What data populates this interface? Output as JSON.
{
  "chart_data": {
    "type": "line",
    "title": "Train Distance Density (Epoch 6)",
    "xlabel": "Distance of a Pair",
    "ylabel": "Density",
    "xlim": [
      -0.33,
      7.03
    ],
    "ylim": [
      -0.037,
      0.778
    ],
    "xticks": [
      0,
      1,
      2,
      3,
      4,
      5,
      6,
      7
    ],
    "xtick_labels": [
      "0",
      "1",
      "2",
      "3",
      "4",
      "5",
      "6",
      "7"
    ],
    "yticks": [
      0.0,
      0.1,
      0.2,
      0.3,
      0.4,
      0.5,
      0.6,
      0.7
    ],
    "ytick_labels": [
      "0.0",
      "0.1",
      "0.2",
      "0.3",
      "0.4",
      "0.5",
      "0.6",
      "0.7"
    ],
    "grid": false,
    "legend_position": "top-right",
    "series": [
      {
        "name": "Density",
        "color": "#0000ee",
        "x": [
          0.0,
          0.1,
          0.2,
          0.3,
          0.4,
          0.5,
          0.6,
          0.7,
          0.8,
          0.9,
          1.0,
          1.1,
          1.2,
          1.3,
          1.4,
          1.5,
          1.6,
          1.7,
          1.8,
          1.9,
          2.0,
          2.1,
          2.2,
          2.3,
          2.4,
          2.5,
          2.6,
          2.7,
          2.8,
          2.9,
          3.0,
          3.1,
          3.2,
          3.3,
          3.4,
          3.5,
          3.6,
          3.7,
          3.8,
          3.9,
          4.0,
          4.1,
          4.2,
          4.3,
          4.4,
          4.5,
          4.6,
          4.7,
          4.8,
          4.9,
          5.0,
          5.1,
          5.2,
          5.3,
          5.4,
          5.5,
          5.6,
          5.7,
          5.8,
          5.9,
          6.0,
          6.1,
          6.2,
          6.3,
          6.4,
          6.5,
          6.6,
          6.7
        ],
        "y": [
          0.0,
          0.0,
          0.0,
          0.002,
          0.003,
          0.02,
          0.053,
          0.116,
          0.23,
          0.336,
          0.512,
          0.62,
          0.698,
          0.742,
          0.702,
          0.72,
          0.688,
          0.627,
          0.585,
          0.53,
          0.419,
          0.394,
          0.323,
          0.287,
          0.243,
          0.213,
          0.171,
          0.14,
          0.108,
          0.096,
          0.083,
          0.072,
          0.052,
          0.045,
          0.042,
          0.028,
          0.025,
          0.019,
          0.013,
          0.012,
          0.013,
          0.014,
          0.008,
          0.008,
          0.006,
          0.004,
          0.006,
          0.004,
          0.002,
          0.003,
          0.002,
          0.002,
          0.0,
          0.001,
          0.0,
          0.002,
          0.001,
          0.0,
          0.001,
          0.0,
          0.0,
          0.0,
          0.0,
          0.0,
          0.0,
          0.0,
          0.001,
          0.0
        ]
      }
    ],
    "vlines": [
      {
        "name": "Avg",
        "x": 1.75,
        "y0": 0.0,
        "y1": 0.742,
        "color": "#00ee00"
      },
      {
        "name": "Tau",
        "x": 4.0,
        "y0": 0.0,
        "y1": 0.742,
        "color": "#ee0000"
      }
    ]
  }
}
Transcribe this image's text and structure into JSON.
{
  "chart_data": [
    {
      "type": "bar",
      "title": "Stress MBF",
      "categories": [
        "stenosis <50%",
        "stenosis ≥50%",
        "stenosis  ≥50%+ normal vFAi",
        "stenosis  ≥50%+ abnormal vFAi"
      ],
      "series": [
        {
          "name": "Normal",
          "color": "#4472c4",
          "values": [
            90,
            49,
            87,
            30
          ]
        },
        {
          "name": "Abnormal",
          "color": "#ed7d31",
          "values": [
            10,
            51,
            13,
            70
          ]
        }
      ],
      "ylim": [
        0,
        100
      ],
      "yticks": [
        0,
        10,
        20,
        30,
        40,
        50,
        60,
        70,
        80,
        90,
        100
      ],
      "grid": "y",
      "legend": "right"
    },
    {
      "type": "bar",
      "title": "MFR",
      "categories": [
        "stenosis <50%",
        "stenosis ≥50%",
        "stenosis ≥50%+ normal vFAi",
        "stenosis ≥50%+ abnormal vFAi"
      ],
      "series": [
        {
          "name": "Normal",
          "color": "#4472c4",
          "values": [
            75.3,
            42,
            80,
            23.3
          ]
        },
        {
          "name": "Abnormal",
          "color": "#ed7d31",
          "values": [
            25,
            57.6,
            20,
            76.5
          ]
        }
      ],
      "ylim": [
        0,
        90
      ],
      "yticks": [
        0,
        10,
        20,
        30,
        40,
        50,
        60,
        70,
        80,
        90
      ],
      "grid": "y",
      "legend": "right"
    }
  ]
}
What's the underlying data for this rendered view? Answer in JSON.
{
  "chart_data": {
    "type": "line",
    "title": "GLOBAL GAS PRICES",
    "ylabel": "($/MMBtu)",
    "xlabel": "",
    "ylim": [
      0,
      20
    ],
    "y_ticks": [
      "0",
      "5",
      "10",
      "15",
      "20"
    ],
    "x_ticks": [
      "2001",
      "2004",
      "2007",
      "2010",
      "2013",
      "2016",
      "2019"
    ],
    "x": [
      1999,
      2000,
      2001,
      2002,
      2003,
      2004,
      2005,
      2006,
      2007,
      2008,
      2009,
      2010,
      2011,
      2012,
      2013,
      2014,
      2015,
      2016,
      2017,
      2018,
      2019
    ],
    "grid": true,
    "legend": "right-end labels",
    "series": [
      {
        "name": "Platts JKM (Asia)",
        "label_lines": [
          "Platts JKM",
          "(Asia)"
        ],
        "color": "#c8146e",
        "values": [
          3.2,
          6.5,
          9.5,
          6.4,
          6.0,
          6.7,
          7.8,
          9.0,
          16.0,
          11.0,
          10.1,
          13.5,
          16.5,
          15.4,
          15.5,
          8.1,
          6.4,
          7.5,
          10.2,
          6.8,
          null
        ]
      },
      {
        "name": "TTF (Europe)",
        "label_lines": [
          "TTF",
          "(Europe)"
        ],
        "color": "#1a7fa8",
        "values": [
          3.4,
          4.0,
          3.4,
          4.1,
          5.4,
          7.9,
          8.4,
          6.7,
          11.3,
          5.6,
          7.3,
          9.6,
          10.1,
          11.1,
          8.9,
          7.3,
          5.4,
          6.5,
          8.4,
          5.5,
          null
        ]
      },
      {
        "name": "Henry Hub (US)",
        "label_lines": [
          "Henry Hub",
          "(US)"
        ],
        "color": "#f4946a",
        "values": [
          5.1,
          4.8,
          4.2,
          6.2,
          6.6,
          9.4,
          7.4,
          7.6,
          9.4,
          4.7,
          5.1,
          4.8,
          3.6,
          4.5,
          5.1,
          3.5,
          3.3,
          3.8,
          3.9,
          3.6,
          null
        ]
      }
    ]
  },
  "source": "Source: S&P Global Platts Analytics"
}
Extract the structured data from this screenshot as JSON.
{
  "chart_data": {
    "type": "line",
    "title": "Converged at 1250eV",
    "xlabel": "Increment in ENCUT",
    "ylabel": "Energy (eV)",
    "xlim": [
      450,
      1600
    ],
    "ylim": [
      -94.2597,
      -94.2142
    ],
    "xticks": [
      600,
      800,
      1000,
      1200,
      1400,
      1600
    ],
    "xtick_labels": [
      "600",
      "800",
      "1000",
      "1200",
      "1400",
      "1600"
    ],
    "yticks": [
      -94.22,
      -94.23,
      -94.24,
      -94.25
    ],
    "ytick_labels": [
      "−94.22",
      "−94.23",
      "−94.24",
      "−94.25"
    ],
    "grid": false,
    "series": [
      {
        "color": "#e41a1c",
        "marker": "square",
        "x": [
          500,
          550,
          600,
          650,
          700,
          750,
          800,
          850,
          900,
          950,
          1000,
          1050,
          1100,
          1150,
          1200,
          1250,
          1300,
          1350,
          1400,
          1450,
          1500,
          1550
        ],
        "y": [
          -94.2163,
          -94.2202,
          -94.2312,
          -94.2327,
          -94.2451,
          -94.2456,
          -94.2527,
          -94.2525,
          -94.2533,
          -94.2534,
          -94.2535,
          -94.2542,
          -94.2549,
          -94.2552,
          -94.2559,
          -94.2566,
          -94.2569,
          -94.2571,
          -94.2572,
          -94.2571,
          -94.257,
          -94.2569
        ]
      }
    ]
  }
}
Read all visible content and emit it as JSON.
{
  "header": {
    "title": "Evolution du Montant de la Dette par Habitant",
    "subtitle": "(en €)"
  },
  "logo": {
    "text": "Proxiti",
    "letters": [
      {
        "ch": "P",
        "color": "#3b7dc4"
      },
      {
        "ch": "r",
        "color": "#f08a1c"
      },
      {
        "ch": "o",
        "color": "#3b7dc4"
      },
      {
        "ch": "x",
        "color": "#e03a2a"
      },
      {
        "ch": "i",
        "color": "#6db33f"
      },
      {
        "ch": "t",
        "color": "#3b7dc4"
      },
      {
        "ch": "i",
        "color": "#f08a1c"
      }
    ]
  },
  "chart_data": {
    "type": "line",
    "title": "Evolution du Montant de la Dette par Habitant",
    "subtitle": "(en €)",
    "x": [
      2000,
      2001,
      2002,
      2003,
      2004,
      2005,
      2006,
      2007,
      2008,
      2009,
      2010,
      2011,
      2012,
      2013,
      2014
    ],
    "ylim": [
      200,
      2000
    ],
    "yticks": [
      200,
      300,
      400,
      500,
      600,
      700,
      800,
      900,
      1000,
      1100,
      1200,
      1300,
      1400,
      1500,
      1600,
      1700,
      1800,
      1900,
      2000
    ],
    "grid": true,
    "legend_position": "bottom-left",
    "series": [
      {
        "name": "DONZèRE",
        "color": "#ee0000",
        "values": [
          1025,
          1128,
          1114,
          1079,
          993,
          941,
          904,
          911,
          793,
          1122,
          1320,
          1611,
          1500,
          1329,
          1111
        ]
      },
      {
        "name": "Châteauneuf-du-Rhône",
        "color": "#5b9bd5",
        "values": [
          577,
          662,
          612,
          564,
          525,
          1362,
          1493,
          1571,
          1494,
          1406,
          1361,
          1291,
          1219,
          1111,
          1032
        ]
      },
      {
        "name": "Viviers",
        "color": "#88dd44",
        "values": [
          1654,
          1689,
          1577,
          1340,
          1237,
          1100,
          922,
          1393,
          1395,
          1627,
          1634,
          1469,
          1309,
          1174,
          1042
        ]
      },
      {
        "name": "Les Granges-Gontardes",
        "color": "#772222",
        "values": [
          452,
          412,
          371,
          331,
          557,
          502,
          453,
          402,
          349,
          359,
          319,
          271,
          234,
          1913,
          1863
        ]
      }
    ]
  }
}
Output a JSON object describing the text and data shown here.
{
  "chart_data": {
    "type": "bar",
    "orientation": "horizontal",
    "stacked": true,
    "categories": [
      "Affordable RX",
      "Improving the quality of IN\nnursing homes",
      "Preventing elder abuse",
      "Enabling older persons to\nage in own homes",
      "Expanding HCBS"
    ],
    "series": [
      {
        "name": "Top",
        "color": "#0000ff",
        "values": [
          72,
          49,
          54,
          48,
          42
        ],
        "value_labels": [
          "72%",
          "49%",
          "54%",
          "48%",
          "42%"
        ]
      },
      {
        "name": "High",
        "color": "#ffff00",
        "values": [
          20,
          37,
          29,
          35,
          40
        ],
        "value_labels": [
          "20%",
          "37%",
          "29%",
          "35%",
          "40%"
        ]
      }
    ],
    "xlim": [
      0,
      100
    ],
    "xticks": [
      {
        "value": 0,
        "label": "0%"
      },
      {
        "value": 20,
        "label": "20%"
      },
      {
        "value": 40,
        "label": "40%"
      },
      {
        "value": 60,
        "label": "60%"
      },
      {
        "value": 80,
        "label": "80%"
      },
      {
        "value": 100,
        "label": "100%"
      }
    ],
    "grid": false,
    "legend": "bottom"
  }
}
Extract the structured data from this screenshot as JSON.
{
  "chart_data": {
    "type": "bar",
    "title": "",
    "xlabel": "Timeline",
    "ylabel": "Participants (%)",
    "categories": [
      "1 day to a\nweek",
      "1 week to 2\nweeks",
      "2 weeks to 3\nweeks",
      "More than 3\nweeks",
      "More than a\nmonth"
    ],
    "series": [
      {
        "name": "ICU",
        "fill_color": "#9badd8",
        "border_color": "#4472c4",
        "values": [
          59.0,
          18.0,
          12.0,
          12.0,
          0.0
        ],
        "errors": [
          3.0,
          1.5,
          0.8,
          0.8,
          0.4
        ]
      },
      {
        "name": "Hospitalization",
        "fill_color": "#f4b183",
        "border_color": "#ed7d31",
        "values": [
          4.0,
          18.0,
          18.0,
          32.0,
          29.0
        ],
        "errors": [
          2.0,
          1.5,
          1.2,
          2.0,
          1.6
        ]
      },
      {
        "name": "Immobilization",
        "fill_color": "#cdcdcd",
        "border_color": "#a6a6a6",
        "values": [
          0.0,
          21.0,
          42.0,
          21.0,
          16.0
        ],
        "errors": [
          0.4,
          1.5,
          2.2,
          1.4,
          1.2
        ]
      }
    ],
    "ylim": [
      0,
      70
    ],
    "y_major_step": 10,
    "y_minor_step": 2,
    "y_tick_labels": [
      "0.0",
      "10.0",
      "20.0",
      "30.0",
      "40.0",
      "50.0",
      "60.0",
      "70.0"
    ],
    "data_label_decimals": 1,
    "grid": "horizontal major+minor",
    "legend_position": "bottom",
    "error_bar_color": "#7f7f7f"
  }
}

### Aim
Copy out every line from the material above in which the word "JSON" appears.

### Exercise answer
What data populates this interface? Output as JSON.
Transcribe this image's text and structure into JSON.
What's the underlying data for this rendered view? Answer in JSON.
Extract the structured data from this screenshot as JSON.
Read all visible content and emit it as JSON.
Output a JSON object describing the text and data shown here.
Extract the structured data from this screenshot as JSON.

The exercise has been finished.